• **AIM OF THE TASK**: Word for word, retype every entry in the listing.

-------

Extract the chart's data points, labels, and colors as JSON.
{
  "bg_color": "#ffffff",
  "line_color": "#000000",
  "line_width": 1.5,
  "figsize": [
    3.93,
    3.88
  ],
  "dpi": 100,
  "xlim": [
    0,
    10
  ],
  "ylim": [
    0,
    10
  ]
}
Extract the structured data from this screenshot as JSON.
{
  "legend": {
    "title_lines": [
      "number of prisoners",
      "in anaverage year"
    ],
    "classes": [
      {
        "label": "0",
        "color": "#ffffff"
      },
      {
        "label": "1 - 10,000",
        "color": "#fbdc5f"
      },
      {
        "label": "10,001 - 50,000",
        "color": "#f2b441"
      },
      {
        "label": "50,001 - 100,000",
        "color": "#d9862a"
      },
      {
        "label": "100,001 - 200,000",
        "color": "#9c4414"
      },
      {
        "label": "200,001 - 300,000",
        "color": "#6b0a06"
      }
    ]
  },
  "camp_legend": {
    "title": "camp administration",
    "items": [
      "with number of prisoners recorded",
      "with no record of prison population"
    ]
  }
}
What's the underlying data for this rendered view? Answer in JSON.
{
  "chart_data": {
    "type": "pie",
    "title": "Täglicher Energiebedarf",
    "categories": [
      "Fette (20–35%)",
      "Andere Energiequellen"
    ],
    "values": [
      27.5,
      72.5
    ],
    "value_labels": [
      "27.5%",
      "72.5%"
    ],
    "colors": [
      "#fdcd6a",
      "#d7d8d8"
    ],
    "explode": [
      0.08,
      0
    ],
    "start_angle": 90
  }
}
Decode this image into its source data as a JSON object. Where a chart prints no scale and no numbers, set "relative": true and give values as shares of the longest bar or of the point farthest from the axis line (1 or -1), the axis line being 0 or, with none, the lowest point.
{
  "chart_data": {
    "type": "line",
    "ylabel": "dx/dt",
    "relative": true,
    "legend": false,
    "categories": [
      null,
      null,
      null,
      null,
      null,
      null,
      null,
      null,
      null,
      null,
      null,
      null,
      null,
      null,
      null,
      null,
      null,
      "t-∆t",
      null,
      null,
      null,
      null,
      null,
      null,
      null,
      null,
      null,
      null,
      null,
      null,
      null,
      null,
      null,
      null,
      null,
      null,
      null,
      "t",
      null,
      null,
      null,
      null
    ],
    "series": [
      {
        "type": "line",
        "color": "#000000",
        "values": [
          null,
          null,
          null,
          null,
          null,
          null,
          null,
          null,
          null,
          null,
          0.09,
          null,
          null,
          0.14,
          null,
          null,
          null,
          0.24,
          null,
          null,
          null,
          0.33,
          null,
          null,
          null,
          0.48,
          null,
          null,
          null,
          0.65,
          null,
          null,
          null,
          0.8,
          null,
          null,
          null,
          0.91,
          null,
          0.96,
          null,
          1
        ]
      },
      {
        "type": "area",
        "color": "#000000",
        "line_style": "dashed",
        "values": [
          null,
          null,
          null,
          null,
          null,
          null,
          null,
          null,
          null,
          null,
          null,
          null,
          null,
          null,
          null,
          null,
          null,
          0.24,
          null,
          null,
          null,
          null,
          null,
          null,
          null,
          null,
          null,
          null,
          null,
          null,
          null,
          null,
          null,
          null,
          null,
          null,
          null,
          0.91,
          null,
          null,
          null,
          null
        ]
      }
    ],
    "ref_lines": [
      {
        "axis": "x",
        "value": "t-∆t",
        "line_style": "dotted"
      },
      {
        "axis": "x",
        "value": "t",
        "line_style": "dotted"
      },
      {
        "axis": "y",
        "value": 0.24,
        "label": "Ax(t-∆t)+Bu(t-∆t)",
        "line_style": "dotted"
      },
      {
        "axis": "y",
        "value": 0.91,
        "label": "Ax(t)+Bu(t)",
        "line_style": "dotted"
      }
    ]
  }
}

-------

• **EXERCISE ANSWER**:
Extract the chart's data points, labels, and colors as JSON.
{
  "bg_color": "#ffffff",
  "line_color": "#000000",
  "line_width": 1.5,
  "figsize": [
    3.93,
    3.88
  ],
  "dpi": 100,
  "xlim": [
    0,
    10
  ],
  "ylim": [
    0,
    10
  ]
}
Extract the structured data from this screenshot as JSON.
{
  "legend": {
    "title_lines": [
      "number of prisoners",
      "in anaverage year"
    ],
    "classes": [
      {
        "label": "0",
        "color": "#ffffff"
      },
      {
        "label": "1 - 10,000",
        "color": "#fbdc5f"
      },
      {
        "label": "10,001 - 50,000",
        "color": "#f2b441"
      },
      {
        "label": "50,001 - 100,000",
        "color": "#d9862a"
      },
      {
        "label": "100,001 - 200,000",
        "color": "#9c4414"
      },
      {
        "label": "200,001 - 300,000",
        "color": "#6b0a06"
      }
    ]
  },
  "camp_legend": {
    "title": "camp administration",
    "items": [
      "with number of prisoners recorded",
      "with no record of prison population"
    ]
  }
}
What's the underlying data for this rendered view? Answer in JSON.
{
  "chart_data": {
    "type": "pie",
    "title": "Täglicher Energiebedarf",
    "categories": [
      "Fette (20–35%)",
      "Andere Energiequellen"
    ],
    "values": [
      27.5,
      72.5
    ],
    "value_labels": [
      "27.5%",
      "72.5%"
    ],
    "colors": [
      "#fdcd6a",
      "#d7d8d8"
    ],
    "explode": [
      0.08,
      0
    ],
    "start_angle": 90
  }
}
Decode this image into its source data as a JSON object. Where a chart prints no scale and no numbers, set "relative": true and give values as shares of the longest bar or of the point farthest from the axis line (1 or -1), the axis line being 0 or, with none, the lowest point.
{
  "chart_data": {
    "type": "line",
    "ylabel": "dx/dt",
    "relative": true,
    "legend": false,
    "categories": [
      null,
      null,
      null,
      null,
      null,
      null,
      null,
      null,
      null,
      null,
      null,
      null,
      null,
      null,
      null,
      null,
      null,
      "t-∆t",
      null,
      null,
      null,
      null,
      null,
      null,
      null,
      null,
      null,
      null,
      null,
      null,
      null,
      null,
      null,
      null,
      null,
      null,
      null,
      "t",
      null,
      null,
      null,
      null
    ],
    "series": [
      {
        "type": "line",
        "color": "#000000",
        "values": [
          null,
          null,
          null,
          null,
          null,
          null,
          null,
          null,
          null,
          null,
          0.09,
          null,
          null,
          0.14,
          null,
          null,
          null,
          0.24,
          null,
          null,
          null,
          0.33,
          null,
          null,
          null,
          0.48,
          null,
          null,
          null,
          0.65,
          null,
          null,
          null,
          0.8,
          null,
          null,
          null,
          0.91,
          null,
          0.96,
          null,
          1
        ]
      },
      {
        "type": "area",
        "color": "#000000",
        "line_style": "dashed",
        "values": [
          null,
          null,
          null,
          null,
          null,
          null,
          null,
          null,
          null,
          null,
          null,
          null,
          null,
          null,
          null,
          null,
          null,
          0.24,
          null,
          null,
          null,
          null,
          null,
          null,
          null,
          null,
          null,
          null,
          null,
          null,
          null,
          null,
          null,
          null,
          null,
          null,
          null,
          0.91,
          null,
          null,
          null,
          null
        ]
      }
    ],
    "ref_lines": [
      {
        "axis": "x",
        "value": "t-∆t",
        "line_style": "dotted"
      },
      {
        "axis": "x",
        "value": "t",
        "line_style": "dotted"
      },
      {
        "axis": "y",
        "value": 0.24,
        "label": "Ax(t-∆t)+Bu(t-∆t)",
        "line_style": "dotted"
      },
      {
        "axis": "y",
        "value": 0.91,
        "label": "Ax(t)+Bu(t)",
        "line_style": "dotted"
      }
    ]
  }
}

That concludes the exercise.